_YOUR INSTRUCTIONS_: Copy the records below exactly as they are written.
==== RECORDS FOR THE EXERCISE ====
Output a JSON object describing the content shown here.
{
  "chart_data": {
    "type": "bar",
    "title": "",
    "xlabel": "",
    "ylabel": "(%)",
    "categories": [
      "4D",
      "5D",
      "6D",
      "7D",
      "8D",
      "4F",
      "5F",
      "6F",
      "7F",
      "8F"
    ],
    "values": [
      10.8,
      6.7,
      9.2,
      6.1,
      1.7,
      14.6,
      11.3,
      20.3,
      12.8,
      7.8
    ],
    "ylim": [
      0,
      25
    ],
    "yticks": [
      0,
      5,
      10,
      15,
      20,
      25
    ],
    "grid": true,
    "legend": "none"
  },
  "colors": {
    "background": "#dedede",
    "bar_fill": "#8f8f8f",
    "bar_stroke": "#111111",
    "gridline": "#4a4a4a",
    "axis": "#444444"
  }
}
====
_SOLUTION FOR THIS TASK_:
Output a JSON object describing the content shown here.
{
  "chart_data": {
    "type": "bar",
    "title": "",
    "xlabel": "",
    "ylabel": "(%)",
    "categories": [
      "4D",
      "5D",
      "6D",
      "7D",
      "8D",
      "4F",
      "5F",
      "6F",
      "7F",
      "8F"
    ],
    "values": [
      10.8,
      6.7,
      9.2,
      6.1,
      1.7,
      14.6,
      11.3,
      20.3,
      12.8,
      7.8
    ],
    "ylim": [
      0,
      25
    ],
    "yticks": [
      0,
      5,
      10,
      15,
      20,
      25
    ],
    "grid": true,
    "legend": "none"
  },
  "colors": {
    "background": "#dedede",
    "bar_fill": "#8f8f8f",
    "bar_stroke": "#111111",
    "gridline": "#4a4a4a",
    "axis": "#444444"
  }
}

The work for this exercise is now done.